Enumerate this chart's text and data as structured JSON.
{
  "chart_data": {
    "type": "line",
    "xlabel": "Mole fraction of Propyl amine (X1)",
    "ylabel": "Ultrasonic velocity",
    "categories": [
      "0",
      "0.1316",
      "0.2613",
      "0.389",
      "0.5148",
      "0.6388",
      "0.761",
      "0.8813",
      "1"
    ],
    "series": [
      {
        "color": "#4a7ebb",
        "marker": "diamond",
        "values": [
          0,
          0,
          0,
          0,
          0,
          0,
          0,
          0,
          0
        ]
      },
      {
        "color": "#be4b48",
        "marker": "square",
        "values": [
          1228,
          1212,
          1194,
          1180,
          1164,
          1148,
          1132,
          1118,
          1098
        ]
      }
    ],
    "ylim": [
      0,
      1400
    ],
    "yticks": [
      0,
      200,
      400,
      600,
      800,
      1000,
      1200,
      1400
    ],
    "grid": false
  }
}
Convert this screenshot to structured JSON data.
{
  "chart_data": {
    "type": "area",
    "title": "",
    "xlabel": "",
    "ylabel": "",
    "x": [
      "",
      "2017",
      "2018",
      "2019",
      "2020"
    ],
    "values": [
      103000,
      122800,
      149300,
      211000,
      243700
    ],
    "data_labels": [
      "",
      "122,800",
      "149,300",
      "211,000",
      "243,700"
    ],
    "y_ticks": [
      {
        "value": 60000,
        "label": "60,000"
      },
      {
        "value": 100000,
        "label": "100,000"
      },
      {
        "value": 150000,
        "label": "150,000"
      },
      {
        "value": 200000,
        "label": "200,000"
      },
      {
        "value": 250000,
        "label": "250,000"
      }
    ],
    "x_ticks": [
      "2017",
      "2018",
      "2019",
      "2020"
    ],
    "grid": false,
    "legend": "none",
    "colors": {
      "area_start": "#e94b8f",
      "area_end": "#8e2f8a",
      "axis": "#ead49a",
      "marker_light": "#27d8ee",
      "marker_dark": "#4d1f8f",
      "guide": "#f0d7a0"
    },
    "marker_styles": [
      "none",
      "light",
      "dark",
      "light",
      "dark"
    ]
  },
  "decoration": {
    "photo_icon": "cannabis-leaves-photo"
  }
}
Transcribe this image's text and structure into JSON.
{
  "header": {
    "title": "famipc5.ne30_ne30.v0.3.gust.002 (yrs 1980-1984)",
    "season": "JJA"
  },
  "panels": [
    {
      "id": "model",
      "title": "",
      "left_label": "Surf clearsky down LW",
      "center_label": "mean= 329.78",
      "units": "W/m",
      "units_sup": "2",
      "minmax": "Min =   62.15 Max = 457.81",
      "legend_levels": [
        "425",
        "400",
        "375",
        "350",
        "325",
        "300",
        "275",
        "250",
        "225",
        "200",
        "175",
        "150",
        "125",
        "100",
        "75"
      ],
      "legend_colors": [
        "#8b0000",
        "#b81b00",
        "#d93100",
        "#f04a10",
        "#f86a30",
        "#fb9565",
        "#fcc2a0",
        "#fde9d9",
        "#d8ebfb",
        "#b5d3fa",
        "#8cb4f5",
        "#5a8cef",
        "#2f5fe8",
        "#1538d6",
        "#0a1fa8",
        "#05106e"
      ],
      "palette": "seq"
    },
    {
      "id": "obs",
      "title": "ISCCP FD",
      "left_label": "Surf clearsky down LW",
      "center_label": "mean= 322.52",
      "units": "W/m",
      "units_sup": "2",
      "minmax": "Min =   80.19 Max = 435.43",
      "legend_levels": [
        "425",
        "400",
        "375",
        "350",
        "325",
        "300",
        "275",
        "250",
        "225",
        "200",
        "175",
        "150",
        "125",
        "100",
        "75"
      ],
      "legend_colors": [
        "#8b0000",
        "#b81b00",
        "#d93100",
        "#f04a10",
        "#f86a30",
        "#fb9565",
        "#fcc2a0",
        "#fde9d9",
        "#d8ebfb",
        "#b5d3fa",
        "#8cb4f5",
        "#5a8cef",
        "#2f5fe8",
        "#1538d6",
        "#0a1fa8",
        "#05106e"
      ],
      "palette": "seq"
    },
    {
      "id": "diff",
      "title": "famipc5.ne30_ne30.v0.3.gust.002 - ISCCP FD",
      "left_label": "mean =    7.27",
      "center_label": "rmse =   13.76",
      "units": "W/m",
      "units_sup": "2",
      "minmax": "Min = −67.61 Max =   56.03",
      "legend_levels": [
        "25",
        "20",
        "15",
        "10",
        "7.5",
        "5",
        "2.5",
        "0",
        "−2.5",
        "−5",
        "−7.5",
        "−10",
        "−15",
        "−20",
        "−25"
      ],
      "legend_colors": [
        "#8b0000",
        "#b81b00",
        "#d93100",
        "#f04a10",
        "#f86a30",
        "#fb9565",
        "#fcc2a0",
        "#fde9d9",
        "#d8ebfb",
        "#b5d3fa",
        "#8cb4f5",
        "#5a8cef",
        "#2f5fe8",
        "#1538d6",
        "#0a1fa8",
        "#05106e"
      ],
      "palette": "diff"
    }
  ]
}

## Exercise prompt
Set down each entry again, unchanged.

## Task output
Enumerate this chart's text and data as structured JSON.
{
  "chart_data": {
    "type": "line",
    "xlabel": "Mole fraction of Propyl amine (X1)",
    "ylabel": "Ultrasonic velocity",
    "categories": [
      "0",
      "0.1316",
      "0.2613",
      "0.389",
      "0.5148",
      "0.6388",
      "0.761",
      "0.8813",
      "1"
    ],
    "series": [
      {
        "color": "#4a7ebb",
        "marker": "diamond",
        "values": [
          0,
          0,
          0,
          0,
          0,
          0,
          0,
          0,
          0
        ]
      },
      {
        "color": "#be4b48",
        "marker": "square",
        "values": [
          1228,
          1212,
          1194,
          1180,
          1164,
          1148,
          1132,
          1118,
          1098
        ]
      }
    ],
    "ylim": [
      0,
      1400
    ],
    "yticks": [
      0,
      200,
      400,
      600,
      800,
      1000,
      1200,
      1400
    ],
    "grid": false
  }
}
Convert this screenshot to structured JSON data.
{
  "chart_data": {
    "type": "area",
    "title": "",
    "xlabel": "",
    "ylabel": "",
    "x": [
      "",
      "2017",
      "2018",
      "2019",
      "2020"
    ],
    "values": [
      103000,
      122800,
      149300,
      211000,
      243700
    ],
    "data_labels": [
      "",
      "122,800",
      "149,300",
      "211,000",
      "243,700"
    ],
    "y_ticks": [
      {
        "value": 60000,
        "label": "60,000"
      },
      {
        "value": 100000,
        "label": "100,000"
      },
      {
        "value": 150000,
        "label": "150,000"
      },
      {
        "value": 200000,
        "label": "200,000"
      },
      {
        "value": 250000,
        "label": "250,000"
      }
    ],
    "x_ticks": [
      "2017",
      "2018",
      "2019",
      "2020"
    ],
    "grid": false,
    "legend": "none",
    "colors": {
      "area_start": "#e94b8f",
      "area_end": "#8e2f8a",
      "axis": "#ead49a",
      "marker_light": "#27d8ee",
      "marker_dark": "#4d1f8f",
      "guide": "#f0d7a0"
    },
    "marker_styles": [
      "none",
      "light",
      "dark",
      "light",
      "dark"
    ]
  },
  "decoration": {
    "photo_icon": "cannabis-leaves-photo"
  }
}
Transcribe this image's text and structure into JSON.
{
  "header": {
    "title": "famipc5.ne30_ne30.v0.3.gust.002 (yrs 1980-1984)",
    "season": "JJA"
  },
  "panels": [
    {
      "id": "model",
      "title": "",
      "left_label": "Surf clearsky down LW",
      "center_label": "mean= 329.78",
      "units": "W/m",
      "units_sup": "2",
      "minmax": "Min =   62.15 Max = 457.81",
      "legend_levels": [
        "425",
        "400",
        "375",
        "350",
        "325",
        "300",
        "275",
        "250",
        "225",
        "200",
        "175",
        "150",
        "125",
        "100",
        "75"
      ],
      "legend_colors": [
        "#8b0000",
        "#b81b00",
        "#d93100",
        "#f04a10",
        "#f86a30",
        "#fb9565",
        "#fcc2a0",
        "#fde9d9",
        "#d8ebfb",
        "#b5d3fa",
        "#8cb4f5",
        "#5a8cef",
        "#2f5fe8",
        "#1538d6",
        "#0a1fa8",
        "#05106e"
      ],
      "palette": "seq"
    },
    {
      "id": "obs",
      "title": "ISCCP FD",
      "left_label": "Surf clearsky down LW",
      "center_label": "mean= 322.52",
      "units": "W/m",
      "units_sup": "2",
      "minmax": "Min =   80.19 Max = 435.43",
      "legend_levels": [
        "425",
        "400",
        "375",
        "350",
        "325",
        "300",
        "275",
        "250",
        "225",
        "200",
        "175",
        "150",
        "125",
        "100",
        "75"
      ],
      "legend_colors": [
        "#8b0000",
        "#b81b00",
        "#d93100",
        "#f04a10",
        "#f86a30",
        "#fb9565",
        "#fcc2a0",
        "#fde9d9",
        "#d8ebfb",
        "#b5d3fa",
        "#8cb4f5",
        "#5a8cef",
        "#2f5fe8",
        "#1538d6",
        "#0a1fa8",
        "#05106e"
      ],
      "palette": "seq"
    },
    {
      "id": "diff",
      "title": "famipc5.ne30_ne30.v0.3.gust.002 - ISCCP FD",
      "left_label": "mean =    7.27",
      "center_label": "rmse =   13.76",
      "units": "W/m",
      "units_sup": "2",
      "minmax": "Min = −67.61 Max =   56.03",
      "legend_levels": [
        "25",
        "20",
        "15",
        "10",
        "7.5",
        "5",
        "2.5",
        "0",
        "−2.5",
        "−5",
        "−7.5",
        "−10",
        "−15",
        "−20",
        "−25"
      ],
      "legend_colors": [
        "#8b0000",
        "#b81b00",
        "#d93100",
        "#f04a10",
        "#f86a30",
        "#fb9565",
        "#fcc2a0",
        "#fde9d9",
        "#d8ebfb",
        "#b5d3fa",
        "#8cb4f5",
        "#5a8cef",
        "#2f5fe8",
        "#1538d6",
        "#0a1fa8",
        "#05106e"
      ],
      "palette": "diff"
    }
  ]
}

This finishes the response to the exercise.